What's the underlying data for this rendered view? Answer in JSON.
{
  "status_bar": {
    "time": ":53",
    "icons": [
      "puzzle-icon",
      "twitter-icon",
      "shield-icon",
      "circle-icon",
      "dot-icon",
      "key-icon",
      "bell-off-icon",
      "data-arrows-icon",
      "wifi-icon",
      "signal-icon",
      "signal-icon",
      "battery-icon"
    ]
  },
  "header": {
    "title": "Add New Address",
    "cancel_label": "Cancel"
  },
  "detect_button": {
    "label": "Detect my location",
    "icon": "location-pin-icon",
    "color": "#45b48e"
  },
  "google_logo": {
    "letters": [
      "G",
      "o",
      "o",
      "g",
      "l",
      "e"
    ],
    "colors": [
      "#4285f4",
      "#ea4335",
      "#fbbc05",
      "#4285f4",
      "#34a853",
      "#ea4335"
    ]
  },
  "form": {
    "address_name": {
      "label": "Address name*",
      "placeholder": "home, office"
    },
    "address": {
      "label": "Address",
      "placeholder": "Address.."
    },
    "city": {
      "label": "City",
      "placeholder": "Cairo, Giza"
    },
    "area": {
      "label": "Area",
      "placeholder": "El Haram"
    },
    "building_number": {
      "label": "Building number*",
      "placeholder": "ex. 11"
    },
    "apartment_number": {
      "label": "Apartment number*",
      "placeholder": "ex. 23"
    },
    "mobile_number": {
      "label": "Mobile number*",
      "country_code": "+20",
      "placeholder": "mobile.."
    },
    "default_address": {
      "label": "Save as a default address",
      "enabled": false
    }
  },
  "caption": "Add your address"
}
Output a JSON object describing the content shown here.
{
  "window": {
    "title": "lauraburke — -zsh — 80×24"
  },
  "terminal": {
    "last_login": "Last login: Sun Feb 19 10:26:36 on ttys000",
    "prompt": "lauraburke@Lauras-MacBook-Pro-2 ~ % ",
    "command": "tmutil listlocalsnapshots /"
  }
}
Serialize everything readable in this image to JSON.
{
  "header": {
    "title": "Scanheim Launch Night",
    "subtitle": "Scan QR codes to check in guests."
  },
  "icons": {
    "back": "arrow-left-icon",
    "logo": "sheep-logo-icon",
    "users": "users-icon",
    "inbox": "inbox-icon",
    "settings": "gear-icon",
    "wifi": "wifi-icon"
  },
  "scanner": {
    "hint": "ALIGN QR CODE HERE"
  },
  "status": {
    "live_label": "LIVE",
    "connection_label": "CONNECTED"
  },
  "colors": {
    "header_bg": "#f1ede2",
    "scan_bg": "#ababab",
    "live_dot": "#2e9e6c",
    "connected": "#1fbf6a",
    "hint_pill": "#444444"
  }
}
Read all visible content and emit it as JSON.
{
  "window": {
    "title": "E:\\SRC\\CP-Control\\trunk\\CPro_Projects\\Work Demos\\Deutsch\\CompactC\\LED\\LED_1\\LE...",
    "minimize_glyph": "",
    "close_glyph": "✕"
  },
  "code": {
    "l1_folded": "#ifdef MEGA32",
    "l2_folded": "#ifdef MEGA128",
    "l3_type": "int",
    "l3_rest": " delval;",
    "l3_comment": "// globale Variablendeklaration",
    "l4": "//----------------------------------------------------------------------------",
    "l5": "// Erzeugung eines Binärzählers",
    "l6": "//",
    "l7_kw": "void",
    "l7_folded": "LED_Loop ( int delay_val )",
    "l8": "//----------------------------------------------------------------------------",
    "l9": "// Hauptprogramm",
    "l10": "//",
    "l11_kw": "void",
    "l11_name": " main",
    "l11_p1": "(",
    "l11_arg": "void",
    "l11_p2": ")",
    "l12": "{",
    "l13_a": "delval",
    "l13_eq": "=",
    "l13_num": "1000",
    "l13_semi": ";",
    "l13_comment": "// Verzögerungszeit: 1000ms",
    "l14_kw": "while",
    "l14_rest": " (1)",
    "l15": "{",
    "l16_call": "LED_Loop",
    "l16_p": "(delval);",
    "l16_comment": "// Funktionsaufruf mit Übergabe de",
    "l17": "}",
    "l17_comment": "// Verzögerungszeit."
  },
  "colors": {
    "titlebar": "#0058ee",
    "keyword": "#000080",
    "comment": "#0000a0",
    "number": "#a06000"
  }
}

◆ **SET TASK**: Give all of the entries again, word for word.

◆ **FULL SOLUTION**:
What's the underlying data for this rendered view? Answer in JSON.
{
  "status_bar": {
    "time": ":53",
    "icons": [
      "puzzle-icon",
      "twitter-icon",
      "shield-icon",
      "circle-icon",
      "dot-icon",
      "key-icon",
      "bell-off-icon",
      "data-arrows-icon",
      "wifi-icon",
      "signal-icon",
      "signal-icon",
      "battery-icon"
    ]
  },
  "header": {
    "title": "Add New Address",
    "cancel_label": "Cancel"
  },
  "detect_button": {
    "label": "Detect my location",
    "icon": "location-pin-icon",
    "color": "#45b48e"
  },
  "google_logo": {
    "letters": [
      "G",
      "o",
      "o",
      "g",
      "l",
      "e"
    ],
    "colors": [
      "#4285f4",
      "#ea4335",
      "#fbbc05",
      "#4285f4",
      "#34a853",
      "#ea4335"
    ]
  },
  "form": {
    "address_name": {
      "label": "Address name*",
      "placeholder": "home, office"
    },
    "address": {
      "label": "Address",
      "placeholder": "Address.."
    },
    "city": {
      "label": "City",
      "placeholder": "Cairo, Giza"
    },
    "area": {
      "label": "Area",
      "placeholder": "El Haram"
    },
    "building_number": {
      "label": "Building number*",
      "placeholder": "ex. 11"
    },
    "apartment_number": {
      "label": "Apartment number*",
      "placeholder": "ex. 23"
    },
    "mobile_number": {
      "label": "Mobile number*",
      "country_code": "+20",
      "placeholder": "mobile.."
    },
    "default_address": {
      "label": "Save as a default address",
      "enabled": false
    }
  },
  "caption": "Add your address"
}
Output a JSON object describing the content shown here.
{
  "window": {
    "title": "lauraburke — -zsh — 80×24"
  },
  "terminal": {
    "last_login": "Last login: Sun Feb 19 10:26:36 on ttys000",
    "prompt": "lauraburke@Lauras-MacBook-Pro-2 ~ % ",
    "command": "tmutil listlocalsnapshots /"
  }
}
Serialize everything readable in this image to JSON.
{
  "header": {
    "title": "Scanheim Launch Night",
    "subtitle": "Scan QR codes to check in guests."
  },
  "icons": {
    "back": "arrow-left-icon",
    "logo": "sheep-logo-icon",
    "users": "users-icon",
    "inbox": "inbox-icon",
    "settings": "gear-icon",
    "wifi": "wifi-icon"
  },
  "scanner": {
    "hint": "ALIGN QR CODE HERE"
  },
  "status": {
    "live_label": "LIVE",
    "connection_label": "CONNECTED"
  },
  "colors": {
    "header_bg": "#f1ede2",
    "scan_bg": "#ababab",
    "live_dot": "#2e9e6c",
    "connected": "#1fbf6a",
    "hint_pill": "#444444"
  }
}
Read all visible content and emit it as JSON.
{
  "window": {
    "title": "E:\\SRC\\CP-Control\\trunk\\CPro_Projects\\Work Demos\\Deutsch\\CompactC\\LED\\LED_1\\LE...",
    "minimize_glyph": "",
    "close_glyph": "✕"
  },
  "code": {
    "l1_folded": "#ifdef MEGA32",
    "l2_folded": "#ifdef MEGA128",
    "l3_type": "int",
    "l3_rest": " delval;",
    "l3_comment": "// globale Variablendeklaration",
    "l4": "//----------------------------------------------------------------------------",
    "l5": "// Erzeugung eines Binärzählers",
    "l6": "//",
    "l7_kw": "void",
    "l7_folded": "LED_Loop ( int delay_val )",
    "l8": "//----------------------------------------------------------------------------",
    "l9": "// Hauptprogramm",
    "l10": "//",
    "l11_kw": "void",
    "l11_name": " main",
    "l11_p1": "(",
    "l11_arg": "void",
    "l11_p2": ")",
    "l12": "{",
    "l13_a": "delval",
    "l13_eq": "=",
    "l13_num": "1000",
    "l13_semi": ";",
    "l13_comment": "// Verzögerungszeit: 1000ms",
    "l14_kw": "while",
    "l14_rest": " (1)",
    "l15": "{",
    "l16_call": "LED_Loop",
    "l16_p": "(delval);",
    "l16_comment": "// Funktionsaufruf mit Übergabe de",
    "l17": "}",
    "l17_comment": "// Verzögerungszeit."
  },
  "colors": {
    "titlebar": "#0058ee",
    "keyword": "#000080",
    "comment": "#0000a0",
    "number": "#a06000"
  }
}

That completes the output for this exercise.